WHAT YOU HAVE TO DO — Copy out the entries exactly, from the first line to the last.

Stored data:
# # #

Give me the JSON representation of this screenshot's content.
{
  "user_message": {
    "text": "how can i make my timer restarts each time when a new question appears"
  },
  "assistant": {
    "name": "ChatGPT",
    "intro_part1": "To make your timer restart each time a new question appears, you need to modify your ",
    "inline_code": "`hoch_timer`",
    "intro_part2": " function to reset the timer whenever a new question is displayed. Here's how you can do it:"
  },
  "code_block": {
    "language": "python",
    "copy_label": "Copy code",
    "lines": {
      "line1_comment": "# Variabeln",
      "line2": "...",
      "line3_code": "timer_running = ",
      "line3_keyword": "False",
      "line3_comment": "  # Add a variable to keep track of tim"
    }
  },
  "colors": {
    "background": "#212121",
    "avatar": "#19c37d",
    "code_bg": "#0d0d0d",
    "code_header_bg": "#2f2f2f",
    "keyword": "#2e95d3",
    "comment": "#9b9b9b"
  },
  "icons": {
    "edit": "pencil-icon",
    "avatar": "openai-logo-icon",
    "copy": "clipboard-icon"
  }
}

# # #

FULL RESPONSE —
Give me the JSON representation of this screenshot's content.
{
  "user_message": {
    "text": "how can i make my timer restarts each time when a new question appears"
  },
  "assistant": {
    "name": "ChatGPT",
    "intro_part1": "To make your timer restart each time a new question appears, you need to modify your ",
    "inline_code": "`hoch_timer`",
    "intro_part2": " function to reset the timer whenever a new question is displayed. Here's how you can do it:"
  },
  "code_block": {
    "language": "python",
    "copy_label": "Copy code",
    "lines": {
      "line1_comment": "# Variabeln",
      "line2": "...",
      "line3_code": "timer_running = ",
      "line3_keyword": "False",
      "line3_comment": "  # Add a variable to keep track of tim"
    }
  },
  "colors": {
    "background": "#212121",
    "avatar": "#19c37d",
    "code_bg": "#0d0d0d",
    "code_header_bg": "#2f2f2f",
    "keyword": "#2e95d3",
    "comment": "#9b9b9b"
  },
  "icons": {
    "edit": "pencil-icon",
    "avatar": "openai-logo-icon",
    "copy": "clipboard-icon"
  }
}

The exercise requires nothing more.